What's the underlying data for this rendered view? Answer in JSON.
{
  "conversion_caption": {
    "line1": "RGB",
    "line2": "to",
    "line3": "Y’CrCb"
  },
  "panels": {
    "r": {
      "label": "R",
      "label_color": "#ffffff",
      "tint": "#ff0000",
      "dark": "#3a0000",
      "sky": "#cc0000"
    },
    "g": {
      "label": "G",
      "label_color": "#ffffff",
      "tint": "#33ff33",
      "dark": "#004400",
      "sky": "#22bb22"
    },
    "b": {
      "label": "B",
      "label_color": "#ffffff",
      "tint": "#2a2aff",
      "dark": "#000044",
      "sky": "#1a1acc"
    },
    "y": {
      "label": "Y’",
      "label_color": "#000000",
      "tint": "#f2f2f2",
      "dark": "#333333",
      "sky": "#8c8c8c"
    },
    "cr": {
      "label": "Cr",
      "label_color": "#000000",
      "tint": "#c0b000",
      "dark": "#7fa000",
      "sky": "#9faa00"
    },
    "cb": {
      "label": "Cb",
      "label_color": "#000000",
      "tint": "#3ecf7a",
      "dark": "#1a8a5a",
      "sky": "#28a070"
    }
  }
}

■ Directions for this task ■
Reproduce the records above exactly.

■ The answer ■
What's the underlying data for this rendered view? Answer in JSON.
{
  "conversion_caption": {
    "line1": "RGB",
    "line2": "to",
    "line3": "Y’CrCb"
  },
  "panels": {
    "r": {
      "label": "R",
      "label_color": "#ffffff",
      "tint": "#ff0000",
      "dark": "#3a0000",
      "sky": "#cc0000"
    },
    "g": {
      "label": "G",
      "label_color": "#ffffff",
      "tint": "#33ff33",
      "dark": "#004400",
      "sky": "#22bb22"
    },
    "b": {
      "label": "B",
      "label_color": "#ffffff",
      "tint": "#2a2aff",
      "dark": "#000044",
      "sky": "#1a1acc"
    },
    "y": {
      "label": "Y’",
      "label_color": "#000000",
      "tint": "#f2f2f2",
      "dark": "#333333",
      "sky": "#8c8c8c"
    },
    "cr": {
      "label": "Cr",
      "label_color": "#000000",
      "tint": "#c0b000",
      "dark": "#7fa000",
      "sky": "#9faa00"
    },
    "cb": {
      "label": "Cb",
      "label_color": "#000000",
      "tint": "#3ecf7a",
      "dark": "#1a8a5a",
      "sky": "#28a070"
    }
  }
}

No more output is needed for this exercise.